(Stored records)
════

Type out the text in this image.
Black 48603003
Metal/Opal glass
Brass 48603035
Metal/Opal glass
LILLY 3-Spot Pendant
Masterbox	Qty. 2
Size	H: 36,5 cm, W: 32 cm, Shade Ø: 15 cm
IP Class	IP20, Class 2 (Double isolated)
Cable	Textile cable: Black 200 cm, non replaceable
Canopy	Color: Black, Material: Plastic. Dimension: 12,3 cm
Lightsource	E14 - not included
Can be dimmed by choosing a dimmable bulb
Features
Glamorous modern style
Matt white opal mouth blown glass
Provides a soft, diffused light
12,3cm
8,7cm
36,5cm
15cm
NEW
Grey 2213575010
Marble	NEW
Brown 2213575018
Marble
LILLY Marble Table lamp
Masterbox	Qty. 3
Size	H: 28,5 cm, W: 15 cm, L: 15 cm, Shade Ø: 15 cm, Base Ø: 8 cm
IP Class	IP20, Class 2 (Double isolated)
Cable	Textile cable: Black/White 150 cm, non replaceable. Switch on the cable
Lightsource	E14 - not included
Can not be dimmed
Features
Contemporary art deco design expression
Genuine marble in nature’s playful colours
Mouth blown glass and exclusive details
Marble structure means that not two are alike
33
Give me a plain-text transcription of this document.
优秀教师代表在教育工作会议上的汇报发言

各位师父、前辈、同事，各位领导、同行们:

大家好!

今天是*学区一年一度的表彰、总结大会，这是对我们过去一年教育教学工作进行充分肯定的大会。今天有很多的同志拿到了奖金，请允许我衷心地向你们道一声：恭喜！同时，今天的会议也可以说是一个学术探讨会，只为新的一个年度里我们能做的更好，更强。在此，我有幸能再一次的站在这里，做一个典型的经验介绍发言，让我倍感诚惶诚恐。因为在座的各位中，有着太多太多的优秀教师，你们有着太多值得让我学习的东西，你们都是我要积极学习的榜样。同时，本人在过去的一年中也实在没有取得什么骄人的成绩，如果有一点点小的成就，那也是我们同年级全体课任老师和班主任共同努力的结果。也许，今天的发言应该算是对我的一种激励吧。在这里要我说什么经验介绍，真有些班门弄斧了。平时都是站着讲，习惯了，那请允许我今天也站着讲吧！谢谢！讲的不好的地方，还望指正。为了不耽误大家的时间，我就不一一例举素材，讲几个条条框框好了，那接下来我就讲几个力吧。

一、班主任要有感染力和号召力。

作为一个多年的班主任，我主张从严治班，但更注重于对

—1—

════

• Direction: Find all lines with "this" in them and copy each one.

• Task solution:
Type out the text in this image.
Give me a plain-text transcription of this document.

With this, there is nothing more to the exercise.